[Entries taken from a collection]
——
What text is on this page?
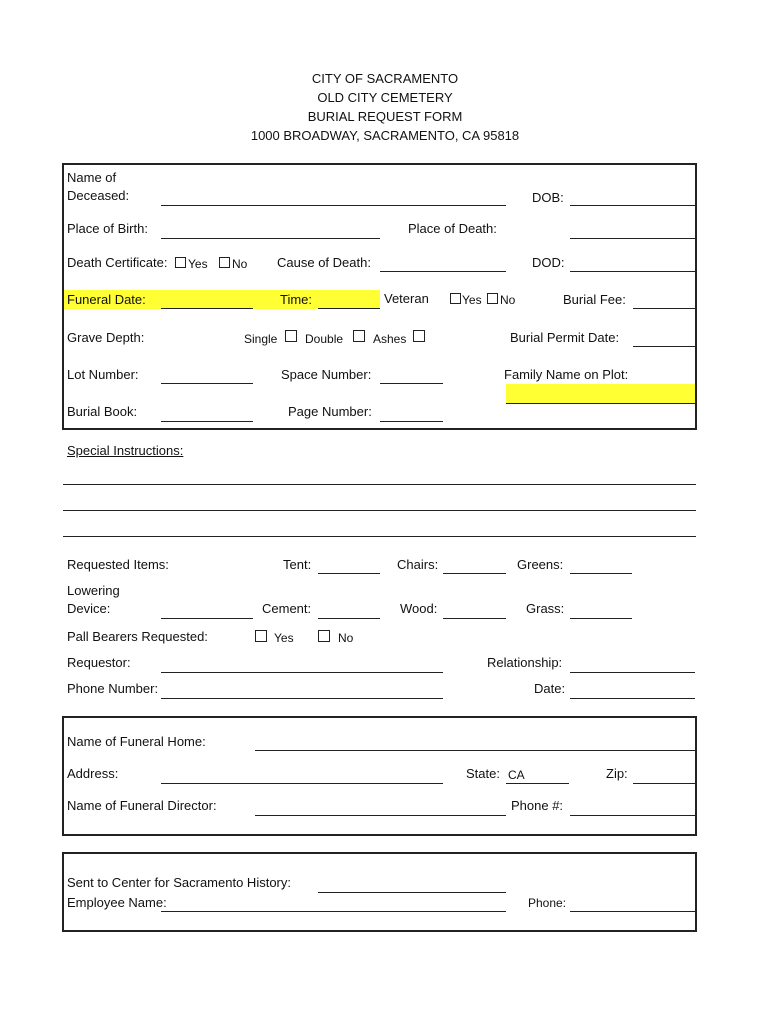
CITY OF SACRAMENTO
OLD CITY CEMETERY
BURIAL REQUEST FORM
1000 BROADWAY, SACRAMENTO, CA 95818
Name of
Deceased:	DOB:
Place of Birth:	Place of Death:
Death Certificate: Yes No Cause of Death:	DOD:
Funeral Date:	Time:	Veteran	Yes No	Burial Fee:
Grave Depth:	Single Double Ashes	Burial Permit Date:
Lot Number:	Space Number:	Family Name on Plot:
Burial Book:	Page Number:
Special Instructions:
Requested Items:	Tent:	Chairs:	Greens:
Lowering
Device:	Cement:	Wood:	Grass:
Pall Bearers Requested:	Yes	No
Requestor:	Relationship:
Phone Number:	Date:
Name of Funeral Home:
Address:	State: CA	Zip:
Name of Funeral Director:	Phone #:
Sent to Center for Sacramento History:
Employee Name:	Phone:
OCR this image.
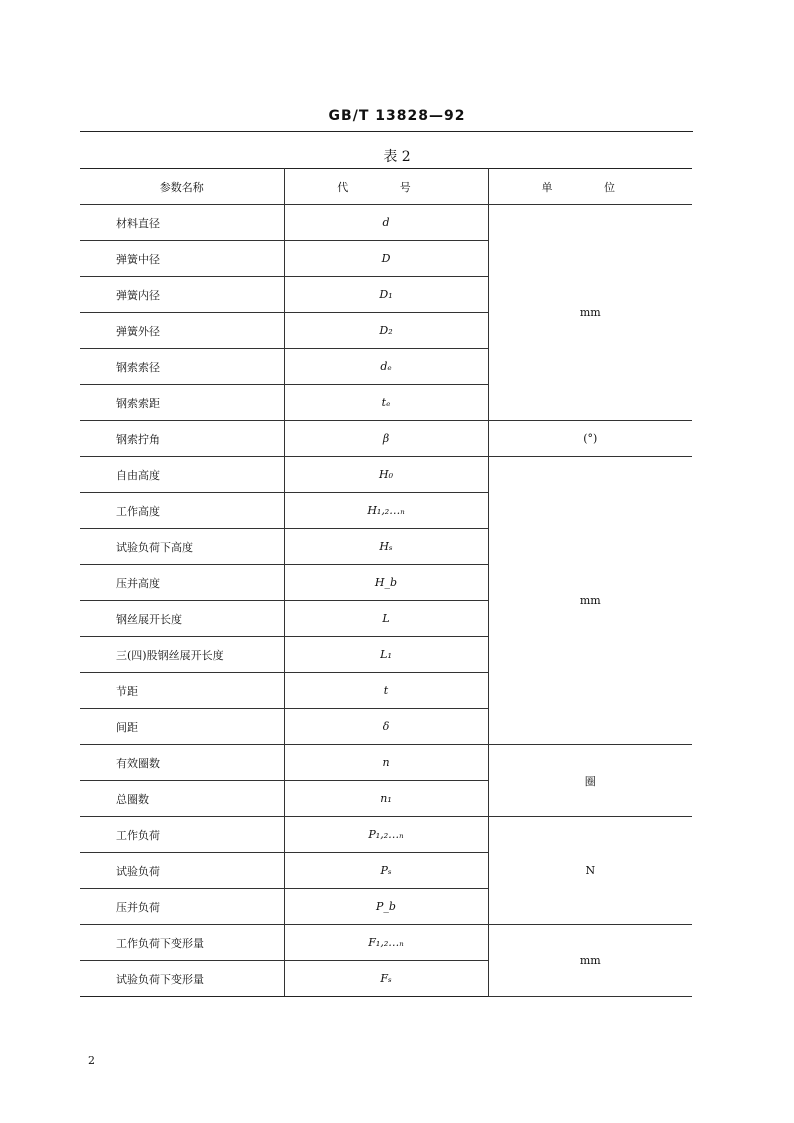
GB/T 13828—92
表 2
参数名称	代 号	单 位
材料直径	d	mm
弹簧中径	D	
弹簧内径	D₁	
弹簧外径	D₂	
钢索索径	dₑ	
钢索索距	tₑ	
钢索拧角	β	(°)
自由高度	H₀	mm
工作高度	H₁,₂…ₙ	
试验负荷下高度	Hₛ	
压并高度	H_b	
钢丝展开长度	L	
三(四)股钢丝展开长度	L₁	
节距	t	
间距	δ	
有效圈数	n	圈
总圈数	n₁	
工作负荷	P₁,₂…ₙ	N
试验负荷	Pₛ	
压并负荷	P_b	
工作负荷下变形量	F₁,₂…ₙ	mm
试验负荷下变形量	Fₛ	
2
——
**Stated task**
Select and copy every line from the records that includes the word "Funeral".

**Output below**
Funeral Date:	Time:	Veteran	Yes No	Burial Fee:
Name of Funeral Home:
Name of Funeral Director:	Phone #:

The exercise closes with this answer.